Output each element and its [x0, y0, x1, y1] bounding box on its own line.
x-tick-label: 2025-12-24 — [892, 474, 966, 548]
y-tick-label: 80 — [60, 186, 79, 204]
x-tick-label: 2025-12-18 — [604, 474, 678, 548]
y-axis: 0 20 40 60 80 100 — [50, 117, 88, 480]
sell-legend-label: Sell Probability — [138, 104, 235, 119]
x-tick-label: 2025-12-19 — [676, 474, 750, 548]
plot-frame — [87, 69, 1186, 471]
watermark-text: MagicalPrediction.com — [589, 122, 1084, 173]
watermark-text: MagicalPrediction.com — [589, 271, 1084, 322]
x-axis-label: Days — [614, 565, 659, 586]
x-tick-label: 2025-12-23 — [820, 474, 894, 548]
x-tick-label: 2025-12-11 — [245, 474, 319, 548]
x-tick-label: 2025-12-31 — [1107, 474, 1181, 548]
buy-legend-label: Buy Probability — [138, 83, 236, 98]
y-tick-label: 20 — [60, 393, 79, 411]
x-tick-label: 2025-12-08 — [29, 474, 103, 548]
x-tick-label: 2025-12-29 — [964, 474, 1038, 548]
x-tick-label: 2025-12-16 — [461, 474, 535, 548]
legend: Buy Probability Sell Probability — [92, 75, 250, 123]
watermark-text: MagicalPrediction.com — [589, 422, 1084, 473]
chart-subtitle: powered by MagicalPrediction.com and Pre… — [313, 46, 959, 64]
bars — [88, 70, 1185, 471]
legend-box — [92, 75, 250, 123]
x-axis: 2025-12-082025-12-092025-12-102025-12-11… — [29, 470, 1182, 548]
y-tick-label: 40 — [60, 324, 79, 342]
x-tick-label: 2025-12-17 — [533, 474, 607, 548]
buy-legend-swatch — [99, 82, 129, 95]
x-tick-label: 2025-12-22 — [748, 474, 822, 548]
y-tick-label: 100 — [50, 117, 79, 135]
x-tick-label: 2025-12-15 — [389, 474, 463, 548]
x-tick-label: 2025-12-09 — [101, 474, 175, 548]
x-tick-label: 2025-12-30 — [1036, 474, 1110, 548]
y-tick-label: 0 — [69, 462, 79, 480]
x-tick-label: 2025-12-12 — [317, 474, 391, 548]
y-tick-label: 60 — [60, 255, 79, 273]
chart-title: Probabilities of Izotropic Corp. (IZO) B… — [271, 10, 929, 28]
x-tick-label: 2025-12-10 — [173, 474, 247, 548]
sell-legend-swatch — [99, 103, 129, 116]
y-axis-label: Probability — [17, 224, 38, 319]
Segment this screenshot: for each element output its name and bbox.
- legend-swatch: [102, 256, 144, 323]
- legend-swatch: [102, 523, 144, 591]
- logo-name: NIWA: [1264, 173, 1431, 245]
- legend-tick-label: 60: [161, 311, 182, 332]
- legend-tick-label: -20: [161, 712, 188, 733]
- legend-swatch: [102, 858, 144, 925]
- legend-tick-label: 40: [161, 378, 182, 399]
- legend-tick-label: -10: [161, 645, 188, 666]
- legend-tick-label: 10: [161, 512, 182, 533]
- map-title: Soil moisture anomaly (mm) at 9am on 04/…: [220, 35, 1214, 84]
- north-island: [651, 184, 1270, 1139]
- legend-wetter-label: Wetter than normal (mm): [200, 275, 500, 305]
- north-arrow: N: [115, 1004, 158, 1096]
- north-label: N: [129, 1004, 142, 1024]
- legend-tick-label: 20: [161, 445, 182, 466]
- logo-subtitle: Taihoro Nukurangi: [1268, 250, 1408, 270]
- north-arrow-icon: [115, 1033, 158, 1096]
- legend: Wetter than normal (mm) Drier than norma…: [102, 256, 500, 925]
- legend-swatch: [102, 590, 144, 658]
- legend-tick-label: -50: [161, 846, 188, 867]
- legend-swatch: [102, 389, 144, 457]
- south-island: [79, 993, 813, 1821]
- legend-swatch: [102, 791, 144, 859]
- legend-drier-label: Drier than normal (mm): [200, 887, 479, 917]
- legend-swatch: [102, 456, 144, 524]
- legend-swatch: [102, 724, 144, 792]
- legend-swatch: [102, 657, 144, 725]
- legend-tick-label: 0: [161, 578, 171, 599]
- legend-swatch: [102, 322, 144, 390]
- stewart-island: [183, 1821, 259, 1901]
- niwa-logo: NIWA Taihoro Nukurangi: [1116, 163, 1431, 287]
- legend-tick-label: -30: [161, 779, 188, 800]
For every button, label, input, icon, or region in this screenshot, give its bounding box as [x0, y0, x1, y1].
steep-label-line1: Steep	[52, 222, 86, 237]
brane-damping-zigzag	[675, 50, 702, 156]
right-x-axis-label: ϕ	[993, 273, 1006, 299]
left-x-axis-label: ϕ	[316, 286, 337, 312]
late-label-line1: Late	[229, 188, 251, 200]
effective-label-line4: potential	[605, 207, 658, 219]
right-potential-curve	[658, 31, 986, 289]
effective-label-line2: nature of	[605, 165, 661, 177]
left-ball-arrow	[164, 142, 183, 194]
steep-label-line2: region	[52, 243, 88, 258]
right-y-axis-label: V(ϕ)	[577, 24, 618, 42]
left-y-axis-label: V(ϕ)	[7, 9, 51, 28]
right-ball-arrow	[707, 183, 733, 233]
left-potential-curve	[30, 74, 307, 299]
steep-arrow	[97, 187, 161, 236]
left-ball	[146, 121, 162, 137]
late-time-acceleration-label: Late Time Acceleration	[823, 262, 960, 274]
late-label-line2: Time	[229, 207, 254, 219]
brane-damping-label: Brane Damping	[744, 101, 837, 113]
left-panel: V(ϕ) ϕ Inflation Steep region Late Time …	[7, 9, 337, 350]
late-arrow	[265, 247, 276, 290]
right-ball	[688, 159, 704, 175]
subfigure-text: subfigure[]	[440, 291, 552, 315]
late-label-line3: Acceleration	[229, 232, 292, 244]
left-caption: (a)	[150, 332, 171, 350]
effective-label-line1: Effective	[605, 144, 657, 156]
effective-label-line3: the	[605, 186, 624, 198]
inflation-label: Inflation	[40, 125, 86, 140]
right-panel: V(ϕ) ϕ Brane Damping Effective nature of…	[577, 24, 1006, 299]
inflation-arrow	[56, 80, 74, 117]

◇ ◇ ◇ ◇

■ SET PROBLEM ■
Convert every line above into a JSON list of strings, one string per line, omitting blank lines.

■ SOLUTION TO THE PROBLEM ■
[
  "Output each element and its [x0, y0, x1, y1] bounding box on its own line.",
  "x-tick-label: 2025-12-24 — [892, 474, 966, 548]",
  "y-tick-label: 80 — [60, 186, 79, 204]",
  "x-tick-label: 2025-12-18 — [604, 474, 678, 548]",
  "y-axis: 0 20 40 60 80 100 — [50, 117, 88, 480]",
  "sell-legend-label: Sell Probability — [138, 104, 235, 119]",
  "x-tick-label: 2025-12-19 — [676, 474, 750, 548]",
  "plot-frame — [87, 69, 1186, 471]",
  "watermark-text: MagicalPrediction.com — [589, 122, 1084, 173]",
  "watermark-text: MagicalPrediction.com — [589, 271, 1084, 322]",
  "x-axis-label: Days — [614, 565, 659, 586]",
  "x-tick-label: 2025-12-23 — [820, 474, 894, 548]",
  "x-tick-label: 2025-12-11 — [245, 474, 319, 548]",
  "x-tick-label: 2025-12-31 — [1107, 474, 1181, 548]",
  "buy-legend-label: Buy Probability — [138, 83, 236, 98]",
  "y-tick-label: 20 — [60, 393, 79, 411]",
  "x-tick-label: 2025-12-08 — [29, 474, 103, 548]",
  "x-tick-label: 2025-12-29 — [964, 474, 1038, 548]",
  "x-tick-label: 2025-12-16 — [461, 474, 535, 548]",
  "legend: Buy Probability Sell Probability — [92, 75, 250, 123]",
  "watermark-text: MagicalPrediction.com — [589, 422, 1084, 473]",
  "chart-subtitle: powered by MagicalPrediction.com and Pre… — [313, 46, 959, 64]",
  "bars — [88, 70, 1185, 471]",
  "legend-box — [92, 75, 250, 123]",
  "x-axis: 2025-12-082025-12-092025-12-102025-12-11… — [29, 470, 1182, 548]",
  "y-tick-label: 40 — [60, 324, 79, 342]",
  "x-tick-label: 2025-12-17 — [533, 474, 607, 548]",
  "buy-legend-swatch — [99, 82, 129, 95]",
  "x-tick-label: 2025-12-22 — [748, 474, 822, 548]",
  "y-tick-label: 100 — [50, 117, 79, 135]",
  "x-tick-label: 2025-12-15 — [389, 474, 463, 548]",
  "x-tick-label: 2025-12-09 — [101, 474, 175, 548]",
  "x-tick-label: 2025-12-30 — [1036, 474, 1110, 548]",
  "y-tick-label: 0 — [69, 462, 79, 480]",
  "x-tick-label: 2025-12-12 — [317, 474, 391, 548]",
  "y-tick-label: 60 — [60, 255, 79, 273]",
  "chart-title: Probabilities of Izotropic Corp. (IZO) B… — [271, 10, 929, 28]",
  "x-tick-label: 2025-12-10 — [173, 474, 247, 548]",
  "sell-legend-swatch — [99, 103, 129, 116]",
  "y-axis-label: Probability — [17, 224, 38, 319]",
  "Segment this screenshot: for each element output its name and bbox.",
  "- legend-swatch: [102, 256, 144, 323]",
  "- legend-swatch: [102, 523, 144, 591]",
  "- logo-name: NIWA: [1264, 173, 1431, 245]",
  "- legend-tick-label: 60: [161, 311, 182, 332]",
  "- legend-tick-label: -20: [161, 712, 188, 733]",
  "- legend-swatch: [102, 858, 144, 925]",
  "- legend-tick-label: 40: [161, 378, 182, 399]",
  "- legend-tick-label: -10: [161, 645, 188, 666]",
  "- legend-tick-label: 10: [161, 512, 182, 533]",
  "- map-title: Soil moisture anomaly (mm) at 9am on 04/…: [220, 35, 1214, 84]",
  "- north-island: [651, 184, 1270, 1139]",
  "- legend-wetter-label: Wetter than normal (mm): [200, 275, 500, 305]",
  "- north-arrow: N: [115, 1004, 158, 1096]",
  "- north-label: N: [129, 1004, 142, 1024]",
  "- legend-tick-label: 20: [161, 445, 182, 466]",
  "- logo-subtitle: Taihoro Nukurangi: [1268, 250, 1408, 270]",
  "- north-arrow-icon: [115, 1033, 158, 1096]",
  "- legend: Wetter than normal (mm) Drier than norma…: [102, 256, 500, 925]",
  "- legend-swatch: [102, 590, 144, 658]",
  "- legend-tick-label: -50: [161, 846, 188, 867]",
  "- legend-swatch: [102, 389, 144, 457]",
  "- south-island: [79, 993, 813, 1821]",
  "- legend-swatch: [102, 791, 144, 859]",
  "- legend-drier-label: Drier than normal (mm): [200, 887, 479, 917]",
  "- legend-swatch: [102, 456, 144, 524]",
  "- legend-swatch: [102, 724, 144, 792]",
  "- legend-swatch: [102, 657, 144, 725]",
  "- legend-tick-label: 0: [161, 578, 171, 599]",
  "- legend-swatch: [102, 322, 144, 390]",
  "- stewart-island: [183, 1821, 259, 1901]",
  "- niwa-logo: NIWA Taihoro Nukurangi: [1116, 163, 1431, 287]",
  "- legend-tick-label: -30: [161, 779, 188, 800]",
  "For every button, label, input, icon, or region in this screenshot, give its bounding box as [x0, y0, x1, y1].",
  "steep-label-line1: Steep\t[52, 222, 86, 237]",
  "brane-damping-zigzag\t[675, 50, 702, 156]",
  "right-x-axis-label: ϕ\t[993, 273, 1006, 299]",
  "left-x-axis-label: ϕ\t[316, 286, 337, 312]",
  "late-label-line1: Late\t[229, 188, 251, 200]",
  "effective-label-line4: potential\t[605, 207, 658, 219]",
  "right-potential-curve\t[658, 31, 986, 289]",
  "effective-label-line2: nature of\t[605, 165, 661, 177]",
  "left-ball-arrow\t[164, 142, 183, 194]",
  "steep-label-line2: region\t[52, 243, 88, 258]",
  "right-y-axis-label: V(ϕ)\t[577, 24, 618, 42]",
  "left-y-axis-label: V(ϕ)\t[7, 9, 51, 28]",
  "right-ball-arrow\t[707, 183, 733, 233]",
  "left-potential-curve\t[30, 74, 307, 299]",
  "steep-arrow\t[97, 187, 161, 236]",
  "left-ball\t[146, 121, 162, 137]",
  "late-time-acceleration-label: Late Time Acceleration\t[823, 262, 960, 274]",
  "late-label-line2: Time\t[229, 207, 254, 219]",
  "brane-damping-label: Brane Damping\t[744, 101, 837, 113]",
  "left-panel: V(ϕ) ϕ Inflation Steep region Late Time …\t[7, 9, 337, 350]",
  "late-arrow\t[265, 247, 276, 290]",
  "right-ball\t[688, 159, 704, 175]",
  "subfigure-text: subfigure[]\t[440, 291, 552, 315]",
  "late-label-line3: Acceleration\t[229, 232, 292, 244]",
  "left-caption: (a)\t[150, 332, 171, 350]",
  "effective-label-line1: Effective\t[605, 144, 657, 156]",
  "effective-label-line3: the\t[605, 186, 624, 198]",
  "inflation-label: Inflation\t[40, 125, 86, 140]",
  "right-panel: V(ϕ) ϕ Brane Damping Effective nature of…\t[577, 24, 1006, 299]",
  "inflation-arrow\t[56, 80, 74, 117]"
]